▸ **Problem requirements**
Across the entries below, how many lines contain the string "show"? Give only the count.

Excerpt from a dataset:
-- -- --
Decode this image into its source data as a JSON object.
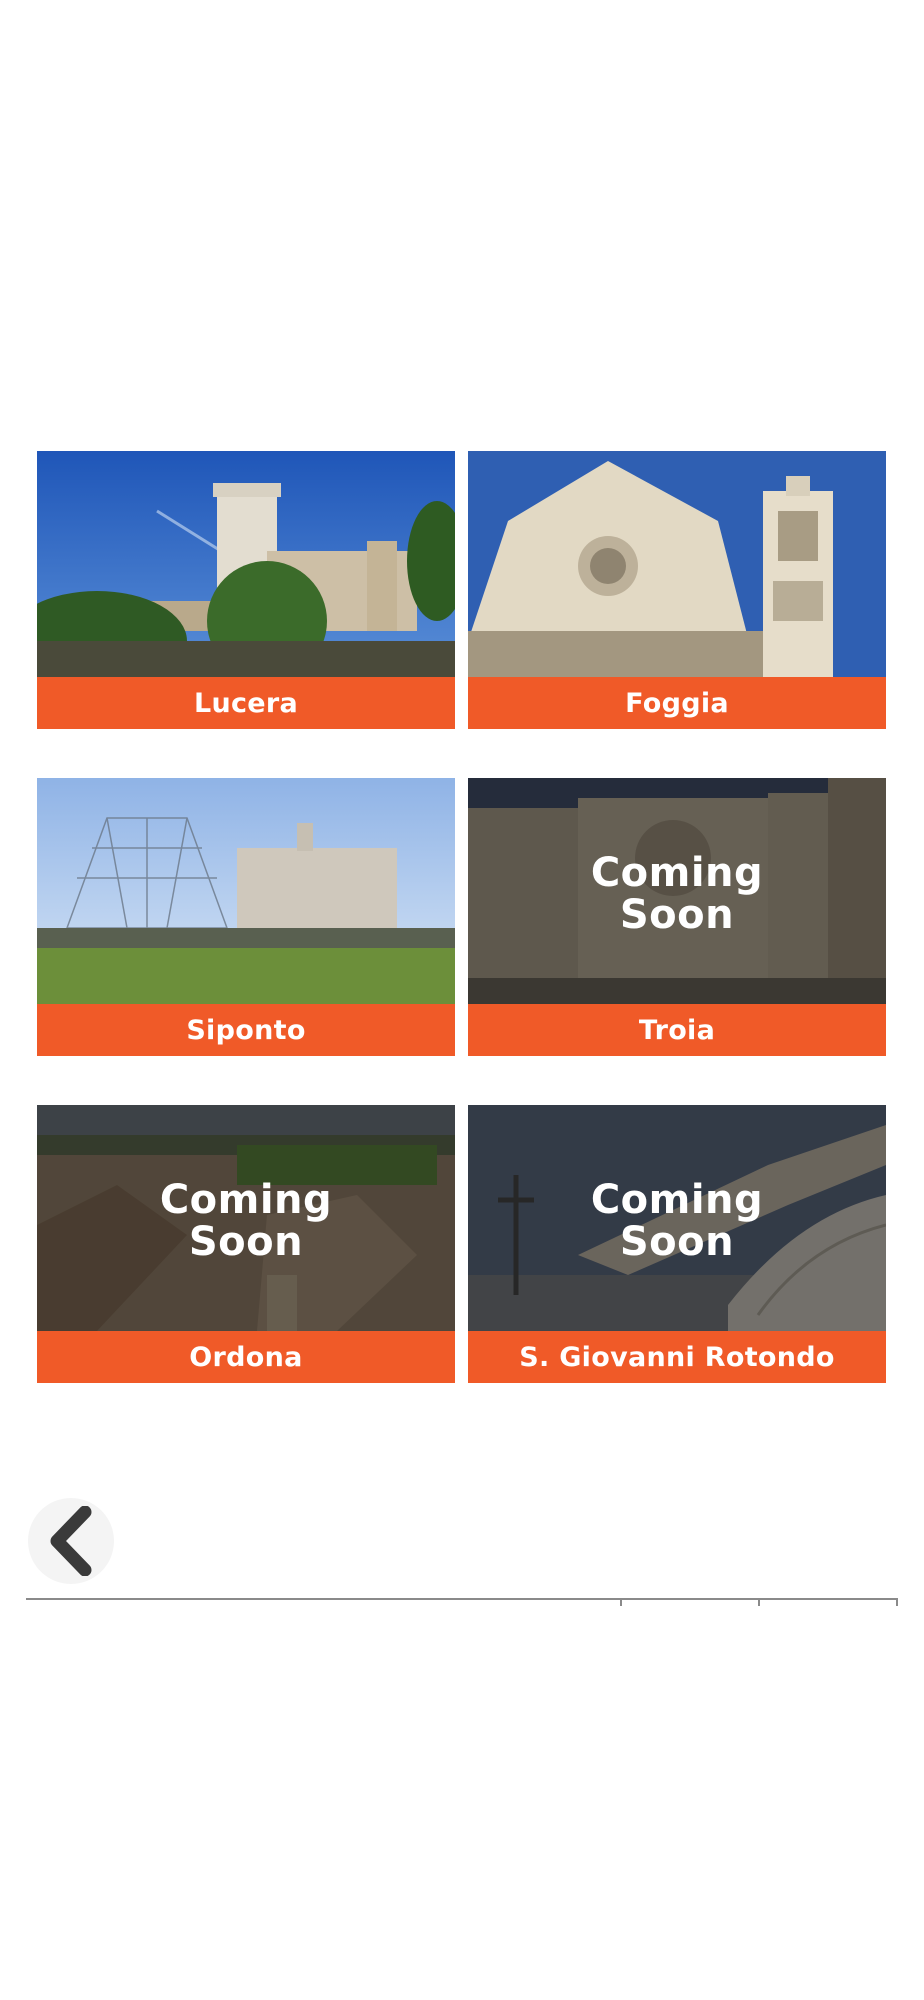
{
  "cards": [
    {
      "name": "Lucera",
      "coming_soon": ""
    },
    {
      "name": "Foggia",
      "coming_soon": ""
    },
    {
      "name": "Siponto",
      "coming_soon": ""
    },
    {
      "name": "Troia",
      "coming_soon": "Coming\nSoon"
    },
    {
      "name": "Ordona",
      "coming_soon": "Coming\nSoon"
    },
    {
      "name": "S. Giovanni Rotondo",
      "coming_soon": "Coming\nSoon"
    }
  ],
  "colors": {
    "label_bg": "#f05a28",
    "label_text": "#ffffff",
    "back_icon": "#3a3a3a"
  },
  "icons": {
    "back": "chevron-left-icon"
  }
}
-- -- --
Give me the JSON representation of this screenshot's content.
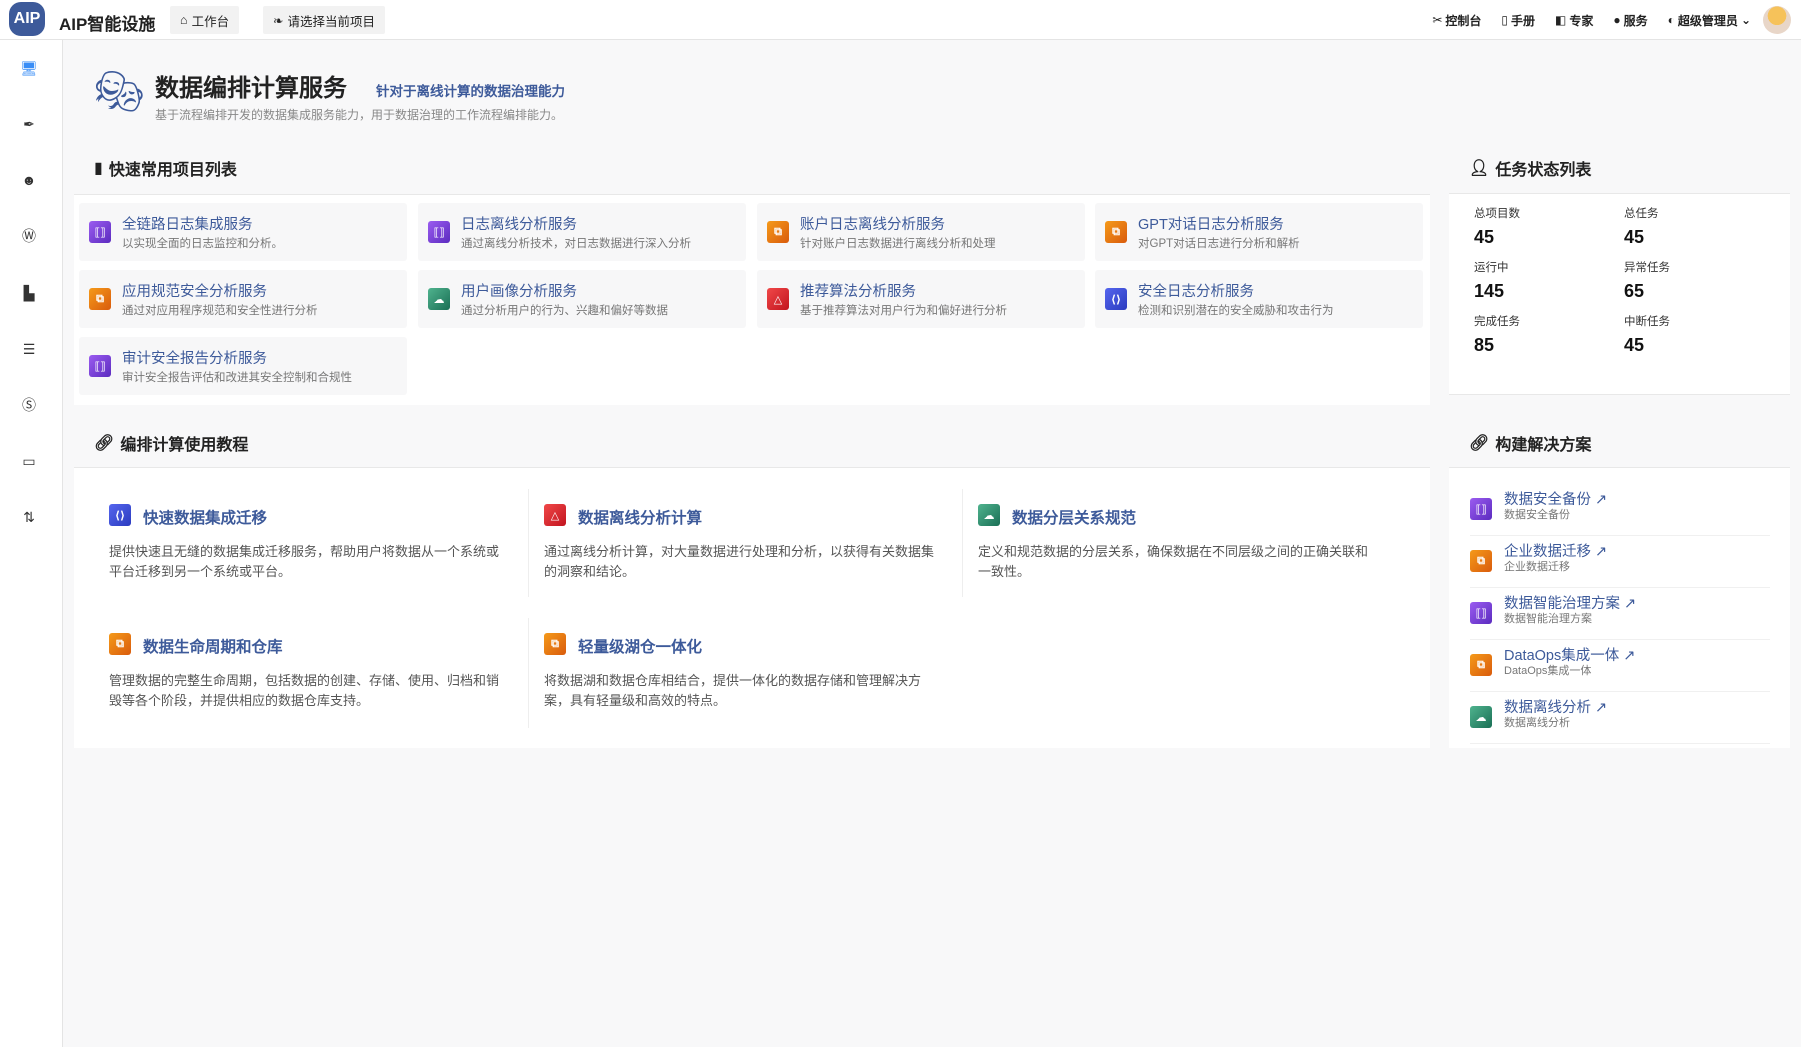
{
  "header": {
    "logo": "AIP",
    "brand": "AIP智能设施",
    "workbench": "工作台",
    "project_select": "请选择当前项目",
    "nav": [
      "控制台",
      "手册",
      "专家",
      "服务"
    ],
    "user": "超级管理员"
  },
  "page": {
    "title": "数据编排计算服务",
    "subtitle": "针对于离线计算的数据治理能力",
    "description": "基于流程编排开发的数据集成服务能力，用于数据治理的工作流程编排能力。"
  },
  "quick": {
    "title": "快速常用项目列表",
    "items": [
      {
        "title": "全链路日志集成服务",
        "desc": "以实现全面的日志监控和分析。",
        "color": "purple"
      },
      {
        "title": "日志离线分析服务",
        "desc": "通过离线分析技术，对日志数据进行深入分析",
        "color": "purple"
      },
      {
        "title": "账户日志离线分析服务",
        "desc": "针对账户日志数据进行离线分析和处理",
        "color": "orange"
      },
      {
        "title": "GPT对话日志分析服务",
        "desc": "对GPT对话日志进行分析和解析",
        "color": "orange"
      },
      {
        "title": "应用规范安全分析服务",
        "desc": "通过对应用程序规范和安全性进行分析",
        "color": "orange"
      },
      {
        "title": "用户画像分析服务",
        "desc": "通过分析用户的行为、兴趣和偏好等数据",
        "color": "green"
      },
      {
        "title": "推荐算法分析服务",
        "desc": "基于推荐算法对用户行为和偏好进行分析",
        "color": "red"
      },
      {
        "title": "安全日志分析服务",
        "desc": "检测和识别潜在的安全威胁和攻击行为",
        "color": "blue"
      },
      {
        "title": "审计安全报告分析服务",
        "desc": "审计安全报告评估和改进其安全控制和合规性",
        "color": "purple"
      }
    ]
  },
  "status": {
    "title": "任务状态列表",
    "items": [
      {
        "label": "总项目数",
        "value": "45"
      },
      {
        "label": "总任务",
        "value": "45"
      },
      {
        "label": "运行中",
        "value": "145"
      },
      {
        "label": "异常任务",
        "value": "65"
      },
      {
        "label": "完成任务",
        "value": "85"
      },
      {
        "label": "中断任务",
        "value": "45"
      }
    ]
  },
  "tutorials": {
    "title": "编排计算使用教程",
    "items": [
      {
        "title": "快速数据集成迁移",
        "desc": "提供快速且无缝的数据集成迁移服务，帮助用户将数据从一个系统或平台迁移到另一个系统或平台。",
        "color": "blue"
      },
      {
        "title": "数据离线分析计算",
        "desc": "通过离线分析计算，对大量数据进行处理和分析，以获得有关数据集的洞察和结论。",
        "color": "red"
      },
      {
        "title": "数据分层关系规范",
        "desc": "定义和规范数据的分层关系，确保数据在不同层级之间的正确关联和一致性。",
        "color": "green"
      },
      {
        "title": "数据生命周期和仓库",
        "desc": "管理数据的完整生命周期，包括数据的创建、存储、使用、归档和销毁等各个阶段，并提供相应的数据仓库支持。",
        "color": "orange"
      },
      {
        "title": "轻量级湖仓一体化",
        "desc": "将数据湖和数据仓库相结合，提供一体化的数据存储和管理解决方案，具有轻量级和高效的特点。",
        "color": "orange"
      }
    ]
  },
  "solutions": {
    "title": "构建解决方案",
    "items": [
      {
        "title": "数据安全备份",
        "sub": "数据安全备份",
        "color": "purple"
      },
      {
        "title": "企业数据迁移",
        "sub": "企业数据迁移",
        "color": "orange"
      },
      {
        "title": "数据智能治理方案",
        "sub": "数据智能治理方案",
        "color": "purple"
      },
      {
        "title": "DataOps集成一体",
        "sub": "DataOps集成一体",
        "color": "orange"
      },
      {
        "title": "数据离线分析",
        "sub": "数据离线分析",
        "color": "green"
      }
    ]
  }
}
-- -- --
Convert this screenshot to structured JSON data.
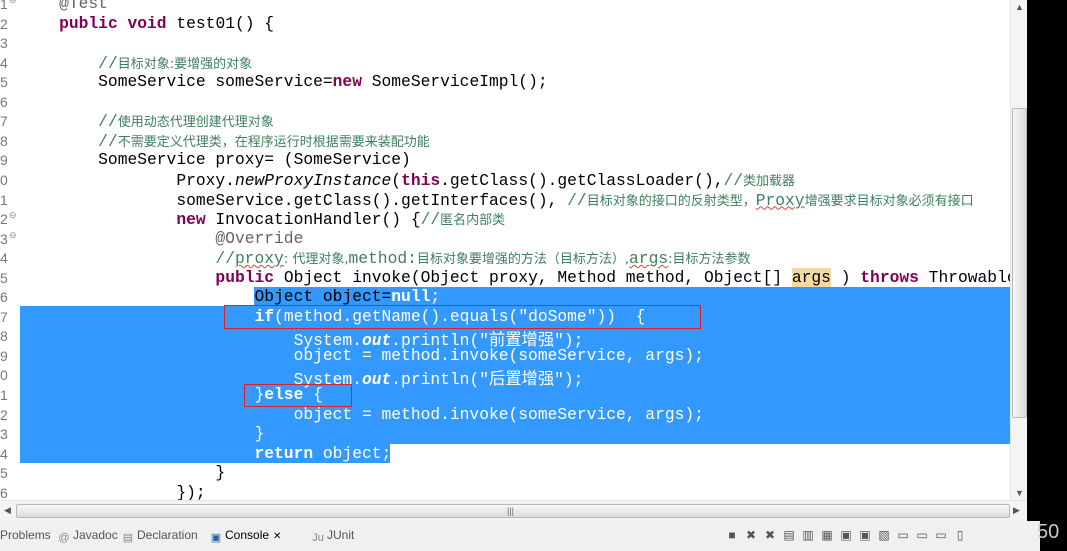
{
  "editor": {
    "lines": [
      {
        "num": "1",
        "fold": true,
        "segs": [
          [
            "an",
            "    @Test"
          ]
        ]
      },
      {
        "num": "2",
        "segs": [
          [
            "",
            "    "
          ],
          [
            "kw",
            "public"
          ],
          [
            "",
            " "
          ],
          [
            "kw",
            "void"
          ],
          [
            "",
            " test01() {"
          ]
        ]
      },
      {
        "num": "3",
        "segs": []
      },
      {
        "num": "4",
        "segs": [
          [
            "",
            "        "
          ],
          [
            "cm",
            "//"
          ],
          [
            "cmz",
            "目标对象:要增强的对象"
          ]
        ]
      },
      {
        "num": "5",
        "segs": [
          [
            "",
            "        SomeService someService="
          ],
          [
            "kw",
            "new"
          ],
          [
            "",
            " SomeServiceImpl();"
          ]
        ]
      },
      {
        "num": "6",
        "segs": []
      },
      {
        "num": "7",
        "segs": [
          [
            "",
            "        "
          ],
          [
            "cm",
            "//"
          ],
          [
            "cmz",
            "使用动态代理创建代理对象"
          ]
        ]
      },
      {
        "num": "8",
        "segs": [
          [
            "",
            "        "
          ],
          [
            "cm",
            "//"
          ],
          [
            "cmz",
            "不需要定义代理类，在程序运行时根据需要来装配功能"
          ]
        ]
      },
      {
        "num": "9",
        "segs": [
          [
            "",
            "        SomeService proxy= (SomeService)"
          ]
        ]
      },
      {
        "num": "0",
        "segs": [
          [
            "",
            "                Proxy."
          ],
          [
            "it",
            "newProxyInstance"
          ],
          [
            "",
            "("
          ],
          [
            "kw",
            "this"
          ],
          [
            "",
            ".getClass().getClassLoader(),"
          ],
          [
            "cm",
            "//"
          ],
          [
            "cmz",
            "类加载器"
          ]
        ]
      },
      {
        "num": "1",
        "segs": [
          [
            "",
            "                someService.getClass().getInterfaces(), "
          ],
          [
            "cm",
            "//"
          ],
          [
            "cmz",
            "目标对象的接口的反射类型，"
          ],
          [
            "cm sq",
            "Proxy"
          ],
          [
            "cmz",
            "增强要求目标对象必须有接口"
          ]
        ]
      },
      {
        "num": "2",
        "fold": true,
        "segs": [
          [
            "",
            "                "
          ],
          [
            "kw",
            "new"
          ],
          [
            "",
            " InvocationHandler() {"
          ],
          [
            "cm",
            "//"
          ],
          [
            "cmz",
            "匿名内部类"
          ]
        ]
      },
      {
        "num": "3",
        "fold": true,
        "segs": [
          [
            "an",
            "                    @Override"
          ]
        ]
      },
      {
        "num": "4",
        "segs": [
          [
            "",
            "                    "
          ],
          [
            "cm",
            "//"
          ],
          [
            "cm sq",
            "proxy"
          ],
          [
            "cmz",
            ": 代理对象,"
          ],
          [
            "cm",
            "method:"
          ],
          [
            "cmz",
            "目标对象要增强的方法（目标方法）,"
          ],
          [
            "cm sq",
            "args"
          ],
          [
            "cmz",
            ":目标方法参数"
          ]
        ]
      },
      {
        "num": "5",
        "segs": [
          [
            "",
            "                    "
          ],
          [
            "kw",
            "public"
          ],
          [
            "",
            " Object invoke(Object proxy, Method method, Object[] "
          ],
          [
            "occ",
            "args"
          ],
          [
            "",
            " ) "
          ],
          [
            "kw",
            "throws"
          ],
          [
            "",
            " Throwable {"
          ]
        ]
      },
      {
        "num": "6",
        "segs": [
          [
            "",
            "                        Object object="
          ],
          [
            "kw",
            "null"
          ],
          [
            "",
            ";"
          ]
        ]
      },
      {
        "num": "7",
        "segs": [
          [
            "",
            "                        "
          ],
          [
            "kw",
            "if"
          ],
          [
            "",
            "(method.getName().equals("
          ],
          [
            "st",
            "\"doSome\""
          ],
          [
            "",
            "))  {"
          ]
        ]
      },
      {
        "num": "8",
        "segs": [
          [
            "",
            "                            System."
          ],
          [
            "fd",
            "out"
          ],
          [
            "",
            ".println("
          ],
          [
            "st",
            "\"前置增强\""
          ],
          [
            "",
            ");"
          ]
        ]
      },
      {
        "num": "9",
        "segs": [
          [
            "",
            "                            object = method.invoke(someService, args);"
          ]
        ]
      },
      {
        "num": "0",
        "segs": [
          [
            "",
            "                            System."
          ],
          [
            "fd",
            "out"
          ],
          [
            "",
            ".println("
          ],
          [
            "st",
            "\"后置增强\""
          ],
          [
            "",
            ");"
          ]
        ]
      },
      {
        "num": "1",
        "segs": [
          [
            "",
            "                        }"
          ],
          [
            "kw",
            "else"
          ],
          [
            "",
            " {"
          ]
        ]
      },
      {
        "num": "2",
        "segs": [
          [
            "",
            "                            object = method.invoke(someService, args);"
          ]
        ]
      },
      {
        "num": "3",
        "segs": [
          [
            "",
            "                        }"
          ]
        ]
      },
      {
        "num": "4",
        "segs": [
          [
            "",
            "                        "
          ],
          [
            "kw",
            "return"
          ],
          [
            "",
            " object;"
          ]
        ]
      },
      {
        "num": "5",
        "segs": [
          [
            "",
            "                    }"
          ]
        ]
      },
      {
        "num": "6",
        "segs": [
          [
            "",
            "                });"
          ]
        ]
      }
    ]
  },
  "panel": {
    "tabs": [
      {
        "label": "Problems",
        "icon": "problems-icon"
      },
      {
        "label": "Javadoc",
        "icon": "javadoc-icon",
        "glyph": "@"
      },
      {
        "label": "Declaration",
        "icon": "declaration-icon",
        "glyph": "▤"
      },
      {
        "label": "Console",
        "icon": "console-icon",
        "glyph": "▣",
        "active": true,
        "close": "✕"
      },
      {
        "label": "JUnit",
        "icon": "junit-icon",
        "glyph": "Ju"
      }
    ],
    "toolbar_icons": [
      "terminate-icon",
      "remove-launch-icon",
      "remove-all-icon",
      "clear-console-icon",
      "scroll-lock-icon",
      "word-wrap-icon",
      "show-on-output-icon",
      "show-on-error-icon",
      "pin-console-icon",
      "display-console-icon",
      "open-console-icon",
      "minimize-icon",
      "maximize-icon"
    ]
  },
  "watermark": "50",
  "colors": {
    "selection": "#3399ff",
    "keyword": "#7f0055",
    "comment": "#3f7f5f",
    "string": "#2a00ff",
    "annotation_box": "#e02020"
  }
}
-- -- --
▸ **Answer to this task**
2